--- begin Source material ---

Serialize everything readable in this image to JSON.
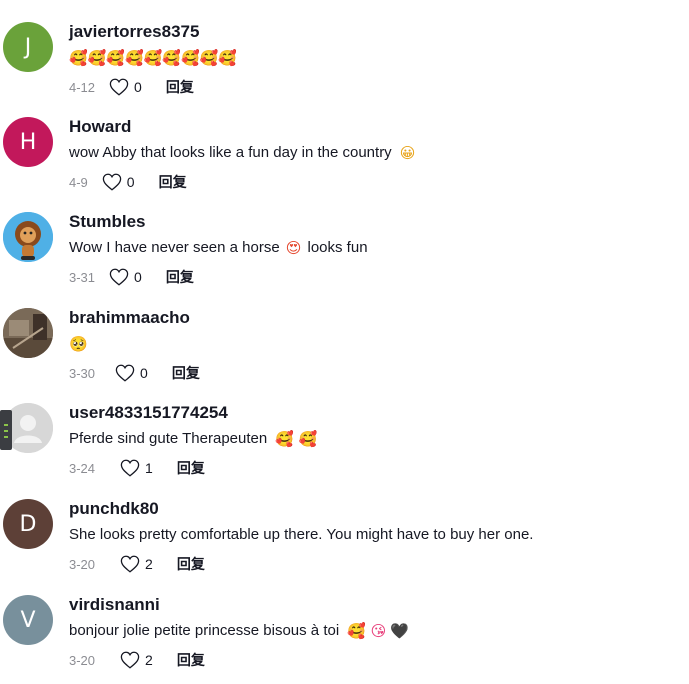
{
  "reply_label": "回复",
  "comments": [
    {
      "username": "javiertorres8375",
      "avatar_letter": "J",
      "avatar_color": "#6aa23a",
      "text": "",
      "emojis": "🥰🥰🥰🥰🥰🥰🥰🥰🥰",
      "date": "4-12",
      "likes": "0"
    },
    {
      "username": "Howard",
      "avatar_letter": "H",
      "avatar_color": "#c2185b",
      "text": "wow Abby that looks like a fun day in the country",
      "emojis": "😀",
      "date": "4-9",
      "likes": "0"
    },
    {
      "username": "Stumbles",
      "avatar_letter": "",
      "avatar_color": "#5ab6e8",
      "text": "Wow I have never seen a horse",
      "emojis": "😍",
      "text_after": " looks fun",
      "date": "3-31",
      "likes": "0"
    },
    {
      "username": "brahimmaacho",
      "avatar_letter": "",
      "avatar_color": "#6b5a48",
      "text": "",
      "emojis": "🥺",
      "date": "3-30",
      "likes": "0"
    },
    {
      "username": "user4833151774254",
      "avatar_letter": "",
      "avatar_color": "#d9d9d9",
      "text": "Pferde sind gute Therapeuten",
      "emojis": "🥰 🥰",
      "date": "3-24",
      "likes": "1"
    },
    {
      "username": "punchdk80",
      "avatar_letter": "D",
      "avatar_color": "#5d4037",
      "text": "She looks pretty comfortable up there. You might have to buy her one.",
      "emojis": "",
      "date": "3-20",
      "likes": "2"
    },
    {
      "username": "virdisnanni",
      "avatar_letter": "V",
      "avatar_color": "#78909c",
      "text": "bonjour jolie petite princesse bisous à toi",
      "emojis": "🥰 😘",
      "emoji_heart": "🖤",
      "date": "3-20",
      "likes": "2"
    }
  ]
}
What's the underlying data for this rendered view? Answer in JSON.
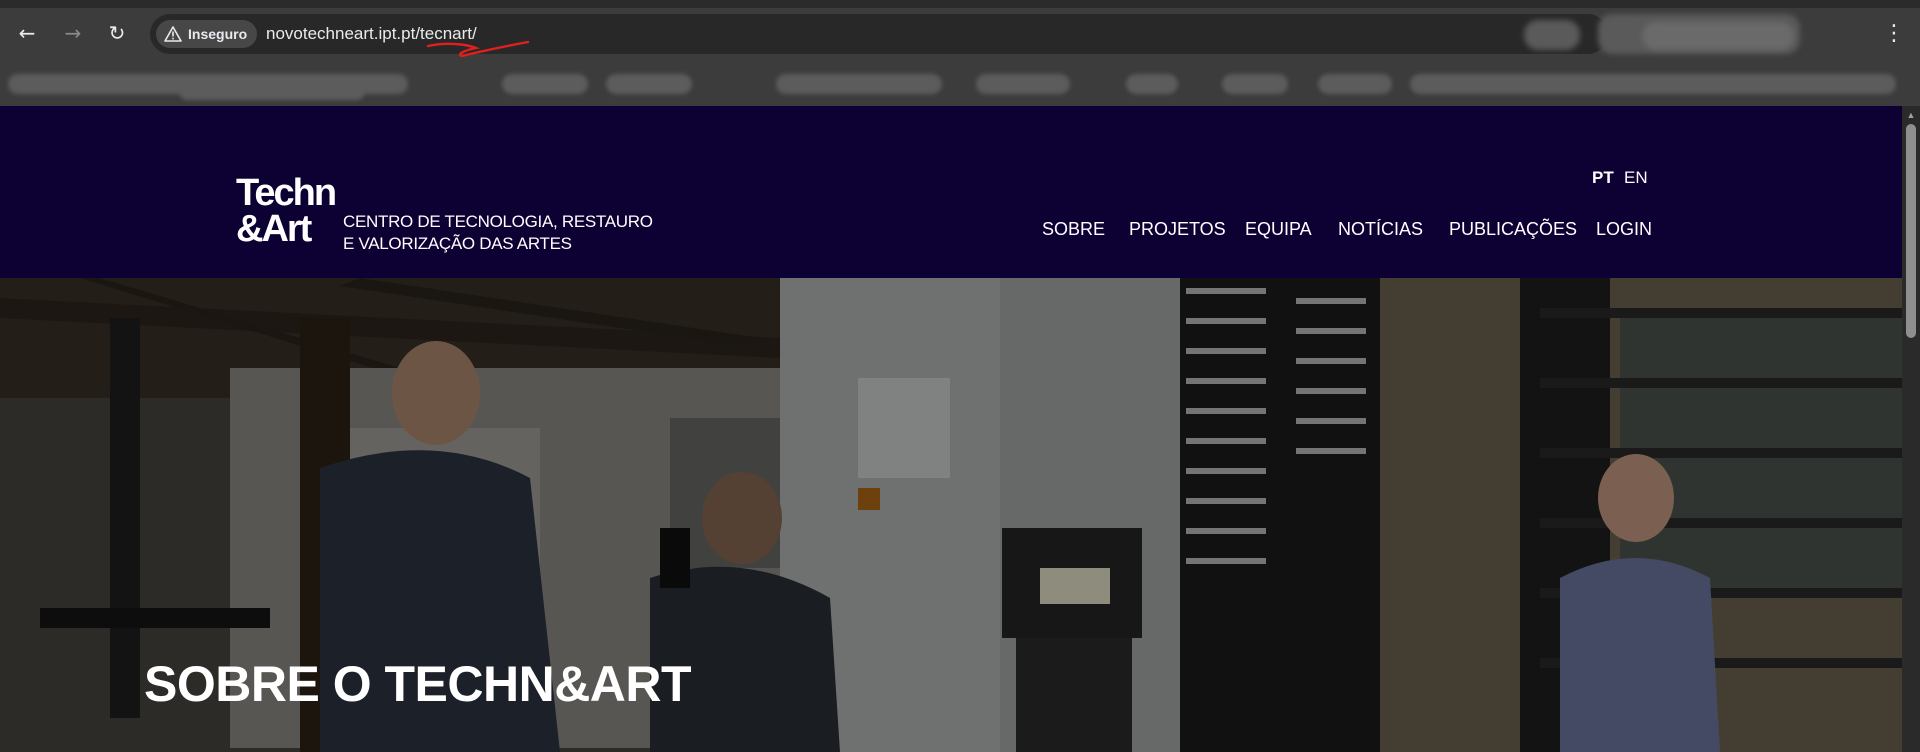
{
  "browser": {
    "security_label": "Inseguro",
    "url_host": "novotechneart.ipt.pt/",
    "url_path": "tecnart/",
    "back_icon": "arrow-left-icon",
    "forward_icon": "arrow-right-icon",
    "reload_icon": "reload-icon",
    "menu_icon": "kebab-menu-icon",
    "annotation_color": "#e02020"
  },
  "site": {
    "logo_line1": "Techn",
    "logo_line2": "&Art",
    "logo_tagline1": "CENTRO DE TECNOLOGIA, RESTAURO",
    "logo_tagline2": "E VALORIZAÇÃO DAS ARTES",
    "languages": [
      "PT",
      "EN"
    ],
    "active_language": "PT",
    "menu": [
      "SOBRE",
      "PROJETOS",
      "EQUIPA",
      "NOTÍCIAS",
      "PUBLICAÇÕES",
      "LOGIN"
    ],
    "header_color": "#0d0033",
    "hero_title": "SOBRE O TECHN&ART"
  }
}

--- end Source material ---

#### Exercise objective:
Leave the pictures out and output the rest of the listing exactly.

#### The answer:
Serialize everything readable in this image to JSON.
{
  "reply_label": "回复",
  "comments": [
    {
      "username": "javiertorres8375",
      "avatar_letter": "J",
      "avatar_color": "#6aa23a",
      "text": "",
      "emojis": "🥰🥰🥰🥰🥰🥰🥰🥰🥰",
      "date": "4-12",
      "likes": "0"
    },
    {
      "username": "Howard",
      "avatar_letter": "H",
      "avatar_color": "#c2185b",
      "text": "wow Abby that looks like a fun day in the country",
      "emojis": "😀",
      "date": "4-9",
      "likes": "0"
    },
    {
      "username": "Stumbles",
      "avatar_letter": "",
      "avatar_color": "#5ab6e8",
      "text": "Wow I have never seen a horse",
      "emojis": "😍",
      "text_after": " looks fun",
      "date": "3-31",
      "likes": "0"
    },
    {
      "username": "brahimmaacho",
      "avatar_letter": "",
      "avatar_color": "#6b5a48",
      "text": "",
      "emojis": "🥺",
      "date": "3-30",
      "likes": "0"
    },
    {
      "username": "user4833151774254",
      "avatar_letter": "",
      "avatar_color": "#d9d9d9",
      "text": "Pferde sind gute Therapeuten",
      "emojis": "🥰 🥰",
      "date": "3-24",
      "likes": "1"
    },
    {
      "username": "punchdk80",
      "avatar_letter": "D",
      "avatar_color": "#5d4037",
      "text": "She looks pretty comfortable up there. You might have to buy her one.",
      "emojis": "",
      "date": "3-20",
      "likes": "2"
    },
    {
      "username": "virdisnanni",
      "avatar_letter": "V",
      "avatar_color": "#78909c",
      "text": "bonjour jolie petite princesse bisous à toi",
      "emojis": "🥰 😘",
      "emoji_heart": "🖤",
      "date": "3-20",
      "likes": "2"
    }
  ]
}
What's the underlying data for this rendered view? Answer in JSON.
{
  "browser": {
    "security_label": "Inseguro",
    "url_host": "novotechneart.ipt.pt/",
    "url_path": "tecnart/",
    "back_icon": "arrow-left-icon",
    "forward_icon": "arrow-right-icon",
    "reload_icon": "reload-icon",
    "menu_icon": "kebab-menu-icon",
    "annotation_color": "#e02020"
  },
  "site": {
    "logo_line1": "Techn",
    "logo_line2": "&Art",
    "logo_tagline1": "CENTRO DE TECNOLOGIA, RESTAURO",
    "logo_tagline2": "E VALORIZAÇÃO DAS ARTES",
    "languages": [
      "PT",
      "EN"
    ],
    "active_language": "PT",
    "menu": [
      "SOBRE",
      "PROJETOS",
      "EQUIPA",
      "NOTÍCIAS",
      "PUBLICAÇÕES",
      "LOGIN"
    ],
    "header_color": "#0d0033",
    "hero_title": "SOBRE O TECHN&ART"
  }
}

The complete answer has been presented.